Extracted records

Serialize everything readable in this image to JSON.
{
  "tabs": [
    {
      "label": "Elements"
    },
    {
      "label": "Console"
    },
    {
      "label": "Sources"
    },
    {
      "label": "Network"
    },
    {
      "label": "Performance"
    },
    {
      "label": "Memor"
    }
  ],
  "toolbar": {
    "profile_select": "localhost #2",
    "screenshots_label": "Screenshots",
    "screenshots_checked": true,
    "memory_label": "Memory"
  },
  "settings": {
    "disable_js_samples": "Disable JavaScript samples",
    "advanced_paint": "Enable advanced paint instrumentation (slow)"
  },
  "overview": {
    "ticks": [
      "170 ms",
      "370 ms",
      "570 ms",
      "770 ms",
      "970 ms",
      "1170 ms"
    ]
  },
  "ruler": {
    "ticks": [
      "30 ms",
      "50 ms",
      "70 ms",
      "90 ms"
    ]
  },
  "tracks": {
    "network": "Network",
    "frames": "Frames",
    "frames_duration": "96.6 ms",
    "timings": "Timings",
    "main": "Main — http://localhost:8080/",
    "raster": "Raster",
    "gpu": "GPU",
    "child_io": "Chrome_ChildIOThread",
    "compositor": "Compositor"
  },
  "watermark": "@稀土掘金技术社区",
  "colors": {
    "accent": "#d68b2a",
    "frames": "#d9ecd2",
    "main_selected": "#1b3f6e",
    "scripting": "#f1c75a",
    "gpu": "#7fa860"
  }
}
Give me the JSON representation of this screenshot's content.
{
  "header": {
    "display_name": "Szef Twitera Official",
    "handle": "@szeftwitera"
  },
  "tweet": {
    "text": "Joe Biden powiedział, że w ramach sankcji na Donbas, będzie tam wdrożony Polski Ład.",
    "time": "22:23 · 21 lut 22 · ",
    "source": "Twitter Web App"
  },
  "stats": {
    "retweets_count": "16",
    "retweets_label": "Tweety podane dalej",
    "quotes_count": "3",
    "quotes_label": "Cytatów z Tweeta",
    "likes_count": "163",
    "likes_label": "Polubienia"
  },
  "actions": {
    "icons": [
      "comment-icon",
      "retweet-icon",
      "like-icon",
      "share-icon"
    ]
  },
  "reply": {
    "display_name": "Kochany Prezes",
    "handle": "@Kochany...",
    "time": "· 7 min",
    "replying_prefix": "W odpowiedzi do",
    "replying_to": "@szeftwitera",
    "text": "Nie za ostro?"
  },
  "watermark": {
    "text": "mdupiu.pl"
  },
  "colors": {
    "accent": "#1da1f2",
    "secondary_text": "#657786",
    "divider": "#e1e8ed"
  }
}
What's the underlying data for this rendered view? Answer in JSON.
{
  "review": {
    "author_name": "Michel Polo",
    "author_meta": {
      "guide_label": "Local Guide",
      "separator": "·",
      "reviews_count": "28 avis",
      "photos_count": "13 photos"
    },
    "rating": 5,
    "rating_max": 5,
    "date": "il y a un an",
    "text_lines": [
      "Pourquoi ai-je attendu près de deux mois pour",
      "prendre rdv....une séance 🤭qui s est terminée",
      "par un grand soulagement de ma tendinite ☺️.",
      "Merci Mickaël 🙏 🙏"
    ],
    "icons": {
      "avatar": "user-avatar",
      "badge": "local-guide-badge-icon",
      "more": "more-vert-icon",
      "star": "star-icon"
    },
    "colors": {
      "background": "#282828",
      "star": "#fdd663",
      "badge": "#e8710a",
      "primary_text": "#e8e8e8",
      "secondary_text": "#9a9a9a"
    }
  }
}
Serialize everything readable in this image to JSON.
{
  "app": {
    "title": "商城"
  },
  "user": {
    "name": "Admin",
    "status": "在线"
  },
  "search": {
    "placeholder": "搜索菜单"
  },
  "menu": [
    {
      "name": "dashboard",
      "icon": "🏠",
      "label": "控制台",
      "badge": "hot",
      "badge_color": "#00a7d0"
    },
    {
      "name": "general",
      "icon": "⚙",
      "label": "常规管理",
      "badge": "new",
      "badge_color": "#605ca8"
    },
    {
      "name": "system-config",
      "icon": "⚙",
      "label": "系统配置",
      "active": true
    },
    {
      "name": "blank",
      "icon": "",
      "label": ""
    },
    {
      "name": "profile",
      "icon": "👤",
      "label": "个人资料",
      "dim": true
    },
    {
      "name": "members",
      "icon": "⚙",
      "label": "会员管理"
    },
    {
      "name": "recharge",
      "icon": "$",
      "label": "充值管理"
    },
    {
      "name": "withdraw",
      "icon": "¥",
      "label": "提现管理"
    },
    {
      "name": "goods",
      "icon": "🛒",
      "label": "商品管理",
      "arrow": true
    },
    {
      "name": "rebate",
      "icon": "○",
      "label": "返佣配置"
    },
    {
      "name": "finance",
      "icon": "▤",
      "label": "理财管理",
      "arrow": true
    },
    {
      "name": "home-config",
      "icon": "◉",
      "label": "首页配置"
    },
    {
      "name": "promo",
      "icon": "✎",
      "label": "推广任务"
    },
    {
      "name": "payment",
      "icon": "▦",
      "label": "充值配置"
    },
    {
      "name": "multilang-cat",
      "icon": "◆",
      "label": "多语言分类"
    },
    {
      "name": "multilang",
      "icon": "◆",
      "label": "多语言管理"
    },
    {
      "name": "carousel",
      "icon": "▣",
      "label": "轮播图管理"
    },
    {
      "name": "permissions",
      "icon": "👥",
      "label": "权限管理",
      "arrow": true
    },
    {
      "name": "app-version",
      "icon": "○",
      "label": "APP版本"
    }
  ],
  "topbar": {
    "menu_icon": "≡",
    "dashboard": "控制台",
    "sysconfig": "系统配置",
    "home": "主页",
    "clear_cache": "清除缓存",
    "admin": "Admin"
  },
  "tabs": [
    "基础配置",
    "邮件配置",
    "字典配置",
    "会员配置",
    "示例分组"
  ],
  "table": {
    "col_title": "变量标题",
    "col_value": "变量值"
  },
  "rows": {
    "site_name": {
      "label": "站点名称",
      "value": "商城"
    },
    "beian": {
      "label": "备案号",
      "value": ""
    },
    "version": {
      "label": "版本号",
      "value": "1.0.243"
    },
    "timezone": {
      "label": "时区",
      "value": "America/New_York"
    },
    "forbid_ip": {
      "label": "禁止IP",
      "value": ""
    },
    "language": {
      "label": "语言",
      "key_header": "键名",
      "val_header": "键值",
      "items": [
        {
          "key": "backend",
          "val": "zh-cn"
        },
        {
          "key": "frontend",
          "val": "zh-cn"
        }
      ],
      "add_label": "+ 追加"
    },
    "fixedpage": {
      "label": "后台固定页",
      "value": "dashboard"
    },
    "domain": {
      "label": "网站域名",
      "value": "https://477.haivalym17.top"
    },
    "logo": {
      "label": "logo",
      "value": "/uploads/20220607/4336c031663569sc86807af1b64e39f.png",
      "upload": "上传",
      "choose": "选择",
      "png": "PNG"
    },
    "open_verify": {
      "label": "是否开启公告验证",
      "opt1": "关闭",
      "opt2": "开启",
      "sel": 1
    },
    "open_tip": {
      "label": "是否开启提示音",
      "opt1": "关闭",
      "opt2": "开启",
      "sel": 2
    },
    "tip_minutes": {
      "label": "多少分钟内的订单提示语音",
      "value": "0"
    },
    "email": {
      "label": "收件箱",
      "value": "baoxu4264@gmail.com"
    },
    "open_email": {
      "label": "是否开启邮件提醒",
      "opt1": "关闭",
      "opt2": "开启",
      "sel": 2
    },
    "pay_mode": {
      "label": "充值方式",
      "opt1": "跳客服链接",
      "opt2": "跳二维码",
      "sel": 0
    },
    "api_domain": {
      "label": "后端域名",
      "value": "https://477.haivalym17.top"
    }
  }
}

**PROBLEM TO WORK ON:** Copy all the records above precisely.

**EXERCISE RESPONSE:**
Serialize everything readable in this image to JSON.
{
  "tabs": [
    {
      "label": "Elements"
    },
    {
      "label": "Console"
    },
    {
      "label": "Sources"
    },
    {
      "label": "Network"
    },
    {
      "label": "Performance"
    },
    {
      "label": "Memor"
    }
  ],
  "toolbar": {
    "profile_select": "localhost #2",
    "screenshots_label": "Screenshots",
    "screenshots_checked": true,
    "memory_label": "Memory"
  },
  "settings": {
    "disable_js_samples": "Disable JavaScript samples",
    "advanced_paint": "Enable advanced paint instrumentation (slow)"
  },
  "overview": {
    "ticks": [
      "170 ms",
      "370 ms",
      "570 ms",
      "770 ms",
      "970 ms",
      "1170 ms"
    ]
  },
  "ruler": {
    "ticks": [
      "30 ms",
      "50 ms",
      "70 ms",
      "90 ms"
    ]
  },
  "tracks": {
    "network": "Network",
    "frames": "Frames",
    "frames_duration": "96.6 ms",
    "timings": "Timings",
    "main": "Main — http://localhost:8080/",
    "raster": "Raster",
    "gpu": "GPU",
    "child_io": "Chrome_ChildIOThread",
    "compositor": "Compositor"
  },
  "watermark": "@稀土掘金技术社区",
  "colors": {
    "accent": "#d68b2a",
    "frames": "#d9ecd2",
    "main_selected": "#1b3f6e",
    "scripting": "#f1c75a",
    "gpu": "#7fa860"
  }
}
Give me the JSON representation of this screenshot's content.
{
  "header": {
    "display_name": "Szef Twitera Official",
    "handle": "@szeftwitera"
  },
  "tweet": {
    "text": "Joe Biden powiedział, że w ramach sankcji na Donbas, będzie tam wdrożony Polski Ład.",
    "time": "22:23 · 21 lut 22 · ",
    "source": "Twitter Web App"
  },
  "stats": {
    "retweets_count": "16",
    "retweets_label": "Tweety podane dalej",
    "quotes_count": "3",
    "quotes_label": "Cytatów z Tweeta",
    "likes_count": "163",
    "likes_label": "Polubienia"
  },
  "actions": {
    "icons": [
      "comment-icon",
      "retweet-icon",
      "like-icon",
      "share-icon"
    ]
  },
  "reply": {
    "display_name": "Kochany Prezes",
    "handle": "@Kochany...",
    "time": "· 7 min",
    "replying_prefix": "W odpowiedzi do",
    "replying_to": "@szeftwitera",
    "text": "Nie za ostro?"
  },
  "watermark": {
    "text": "mdupiu.pl"
  },
  "colors": {
    "accent": "#1da1f2",
    "secondary_text": "#657786",
    "divider": "#e1e8ed"
  }
}
What's the underlying data for this rendered view? Answer in JSON.
{
  "review": {
    "author_name": "Michel Polo",
    "author_meta": {
      "guide_label": "Local Guide",
      "separator": "·",
      "reviews_count": "28 avis",
      "photos_count": "13 photos"
    },
    "rating": 5,
    "rating_max": 5,
    "date": "il y a un an",
    "text_lines": [
      "Pourquoi ai-je attendu près de deux mois pour",
      "prendre rdv....une séance 🤭qui s est terminée",
      "par un grand soulagement de ma tendinite ☺️.",
      "Merci Mickaël 🙏 🙏"
    ],
    "icons": {
      "avatar": "user-avatar",
      "badge": "local-guide-badge-icon",
      "more": "more-vert-icon",
      "star": "star-icon"
    },
    "colors": {
      "background": "#282828",
      "star": "#fdd663",
      "badge": "#e8710a",
      "primary_text": "#e8e8e8",
      "secondary_text": "#9a9a9a"
    }
  }
}
Serialize everything readable in this image to JSON.
{
  "app": {
    "title": "商城"
  },
  "user": {
    "name": "Admin",
    "status": "在线"
  },
  "search": {
    "placeholder": "搜索菜单"
  },
  "menu": [
    {
      "name": "dashboard",
      "icon": "🏠",
      "label": "控制台",
      "badge": "hot",
      "badge_color": "#00a7d0"
    },
    {
      "name": "general",
      "icon": "⚙",
      "label": "常规管理",
      "badge": "new",
      "badge_color": "#605ca8"
    },
    {
      "name": "system-config",
      "icon": "⚙",
      "label": "系统配置",
      "active": true
    },
    {
      "name": "blank",
      "icon": "",
      "label": ""
    },
    {
      "name": "profile",
      "icon": "👤",
      "label": "个人资料",
      "dim": true
    },
    {
      "name": "members",
      "icon": "⚙",
      "label": "会员管理"
    },
    {
      "name": "recharge",
      "icon": "$",
      "label": "充值管理"
    },
    {
      "name": "withdraw",
      "icon": "¥",
      "label": "提现管理"
    },
    {
      "name": "goods",
      "icon": "🛒",
      "label": "商品管理",
      "arrow": true
    },
    {
      "name": "rebate",
      "icon": "○",
      "label": "返佣配置"
    },
    {
      "name": "finance",
      "icon": "▤",
      "label": "理财管理",
      "arrow": true
    },
    {
      "name": "home-config",
      "icon": "◉",
      "label": "首页配置"
    },
    {
      "name": "promo",
      "icon": "✎",
      "label": "推广任务"
    },
    {
      "name": "payment",
      "icon": "▦",
      "label": "充值配置"
    },
    {
      "name": "multilang-cat",
      "icon": "◆",
      "label": "多语言分类"
    },
    {
      "name": "multilang",
      "icon": "◆",
      "label": "多语言管理"
    },
    {
      "name": "carousel",
      "icon": "▣",
      "label": "轮播图管理"
    },
    {
      "name": "permissions",
      "icon": "👥",
      "label": "权限管理",
      "arrow": true
    },
    {
      "name": "app-version",
      "icon": "○",
      "label": "APP版本"
    }
  ],
  "topbar": {
    "menu_icon": "≡",
    "dashboard": "控制台",
    "sysconfig": "系统配置",
    "home": "主页",
    "clear_cache": "清除缓存",
    "admin": "Admin"
  },
  "tabs": [
    "基础配置",
    "邮件配置",
    "字典配置",
    "会员配置",
    "示例分组"
  ],
  "table": {
    "col_title": "变量标题",
    "col_value": "变量值"
  },
  "rows": {
    "site_name": {
      "label": "站点名称",
      "value": "商城"
    },
    "beian": {
      "label": "备案号",
      "value": ""
    },
    "version": {
      "label": "版本号",
      "value": "1.0.243"
    },
    "timezone": {
      "label": "时区",
      "value": "America/New_York"
    },
    "forbid_ip": {
      "label": "禁止IP",
      "value": ""
    },
    "language": {
      "label": "语言",
      "key_header": "键名",
      "val_header": "键值",
      "items": [
        {
          "key": "backend",
          "val": "zh-cn"
        },
        {
          "key": "frontend",
          "val": "zh-cn"
        }
      ],
      "add_label": "+ 追加"
    },
    "fixedpage": {
      "label": "后台固定页",
      "value": "dashboard"
    },
    "domain": {
      "label": "网站域名",
      "value": "https://477.haivalym17.top"
    },
    "logo": {
      "label": "logo",
      "value": "/uploads/20220607/4336c031663569sc86807af1b64e39f.png",
      "upload": "上传",
      "choose": "选择",
      "png": "PNG"
    },
    "open_verify": {
      "label": "是否开启公告验证",
      "opt1": "关闭",
      "opt2": "开启",
      "sel": 1
    },
    "open_tip": {
      "label": "是否开启提示音",
      "opt1": "关闭",
      "opt2": "开启",
      "sel": 2
    },
    "tip_minutes": {
      "label": "多少分钟内的订单提示语音",
      "value": "0"
    },
    "email": {
      "label": "收件箱",
      "value": "baoxu4264@gmail.com"
    },
    "open_email": {
      "label": "是否开启邮件提醒",
      "opt1": "关闭",
      "opt2": "开启",
      "sel": 2
    },
    "pay_mode": {
      "label": "充值方式",
      "opt1": "跳客服链接",
      "opt2": "跳二维码",
      "sel": 0
    },
    "api_domain": {
      "label": "后端域名",
      "value": "https://477.haivalym17.top"
    }
  }
}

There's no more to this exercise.